» Work to be completed:
Wherever the word "color" appears in a line, extract that line.

-*-

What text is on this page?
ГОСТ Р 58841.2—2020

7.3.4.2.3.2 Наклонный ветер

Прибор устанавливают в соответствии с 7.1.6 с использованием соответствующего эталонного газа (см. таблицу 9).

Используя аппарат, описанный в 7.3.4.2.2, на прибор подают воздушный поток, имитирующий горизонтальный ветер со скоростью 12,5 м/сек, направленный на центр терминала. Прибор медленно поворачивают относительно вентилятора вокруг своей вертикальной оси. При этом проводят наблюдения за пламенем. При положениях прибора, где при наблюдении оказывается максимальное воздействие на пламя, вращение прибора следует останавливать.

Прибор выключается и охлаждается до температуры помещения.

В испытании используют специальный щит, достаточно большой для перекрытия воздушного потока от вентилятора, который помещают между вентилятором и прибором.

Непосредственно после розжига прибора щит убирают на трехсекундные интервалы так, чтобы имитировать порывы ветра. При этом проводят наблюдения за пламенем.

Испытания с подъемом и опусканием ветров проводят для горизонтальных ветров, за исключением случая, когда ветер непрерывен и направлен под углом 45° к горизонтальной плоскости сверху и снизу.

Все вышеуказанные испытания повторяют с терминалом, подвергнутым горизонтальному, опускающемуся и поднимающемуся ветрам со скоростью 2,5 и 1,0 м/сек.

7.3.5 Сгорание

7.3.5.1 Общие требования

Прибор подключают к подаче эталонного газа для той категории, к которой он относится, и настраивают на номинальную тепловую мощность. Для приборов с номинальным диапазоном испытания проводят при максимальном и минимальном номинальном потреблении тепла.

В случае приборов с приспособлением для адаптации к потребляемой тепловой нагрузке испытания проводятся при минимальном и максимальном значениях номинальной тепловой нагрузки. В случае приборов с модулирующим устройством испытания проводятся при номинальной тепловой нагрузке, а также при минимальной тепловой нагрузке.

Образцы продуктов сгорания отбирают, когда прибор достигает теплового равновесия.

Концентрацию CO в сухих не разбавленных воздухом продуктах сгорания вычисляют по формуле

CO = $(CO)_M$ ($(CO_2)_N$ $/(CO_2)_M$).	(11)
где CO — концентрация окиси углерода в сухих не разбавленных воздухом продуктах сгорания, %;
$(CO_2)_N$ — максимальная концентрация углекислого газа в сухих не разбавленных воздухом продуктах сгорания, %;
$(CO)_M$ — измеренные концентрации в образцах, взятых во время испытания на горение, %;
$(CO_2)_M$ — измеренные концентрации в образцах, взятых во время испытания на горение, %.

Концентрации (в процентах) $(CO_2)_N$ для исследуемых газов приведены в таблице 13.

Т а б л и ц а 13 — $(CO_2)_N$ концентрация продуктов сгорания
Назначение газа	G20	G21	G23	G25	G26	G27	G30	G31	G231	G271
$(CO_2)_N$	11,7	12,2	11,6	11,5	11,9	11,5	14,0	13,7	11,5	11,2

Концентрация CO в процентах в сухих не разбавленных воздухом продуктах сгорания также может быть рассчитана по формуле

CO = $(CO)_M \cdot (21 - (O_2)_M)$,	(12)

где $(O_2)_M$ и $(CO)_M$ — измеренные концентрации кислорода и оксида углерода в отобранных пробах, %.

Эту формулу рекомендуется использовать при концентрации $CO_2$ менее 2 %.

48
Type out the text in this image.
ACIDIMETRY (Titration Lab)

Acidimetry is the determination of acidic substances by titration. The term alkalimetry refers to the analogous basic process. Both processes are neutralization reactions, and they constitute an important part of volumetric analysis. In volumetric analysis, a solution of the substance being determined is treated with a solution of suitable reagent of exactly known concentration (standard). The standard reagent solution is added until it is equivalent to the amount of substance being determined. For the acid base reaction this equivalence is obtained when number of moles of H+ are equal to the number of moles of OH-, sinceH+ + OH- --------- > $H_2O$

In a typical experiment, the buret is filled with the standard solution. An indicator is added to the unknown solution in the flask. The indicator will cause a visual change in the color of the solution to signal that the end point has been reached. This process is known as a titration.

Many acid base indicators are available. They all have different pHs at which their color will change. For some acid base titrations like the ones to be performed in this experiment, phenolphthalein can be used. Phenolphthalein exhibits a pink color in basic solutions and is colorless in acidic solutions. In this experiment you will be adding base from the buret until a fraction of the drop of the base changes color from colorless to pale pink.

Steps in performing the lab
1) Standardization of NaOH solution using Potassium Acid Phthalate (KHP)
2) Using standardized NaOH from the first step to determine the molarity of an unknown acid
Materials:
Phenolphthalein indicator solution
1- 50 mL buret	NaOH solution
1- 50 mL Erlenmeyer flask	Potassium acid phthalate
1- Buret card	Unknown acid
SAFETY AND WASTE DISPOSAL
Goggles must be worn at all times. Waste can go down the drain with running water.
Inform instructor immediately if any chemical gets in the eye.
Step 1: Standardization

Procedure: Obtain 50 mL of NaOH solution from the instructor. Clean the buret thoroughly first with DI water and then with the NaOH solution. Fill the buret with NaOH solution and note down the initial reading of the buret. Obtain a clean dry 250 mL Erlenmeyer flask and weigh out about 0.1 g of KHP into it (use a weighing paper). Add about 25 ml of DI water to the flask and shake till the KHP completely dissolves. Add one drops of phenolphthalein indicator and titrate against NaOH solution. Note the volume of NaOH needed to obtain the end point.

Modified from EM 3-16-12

-*-

» Exercise response:
In a typical experiment, the buret is filled with the standard solution. An indicator is added to the unknown solution in the flask. The indicator will cause a visual change in the color of the solution to signal that the end point has been reached. This process is known as a titration.
Many acid base indicators are available. They all have different pHs at which their color will change. For some acid base titrations like the ones to be performed in this experiment, phenolphthalein can be used. Phenolphthalein exhibits a pink color in basic solutions and is colorless in acidic solutions. In this experiment you will be adding base from the buret until a fraction of the drop of the base changes color from colorless to pale pink.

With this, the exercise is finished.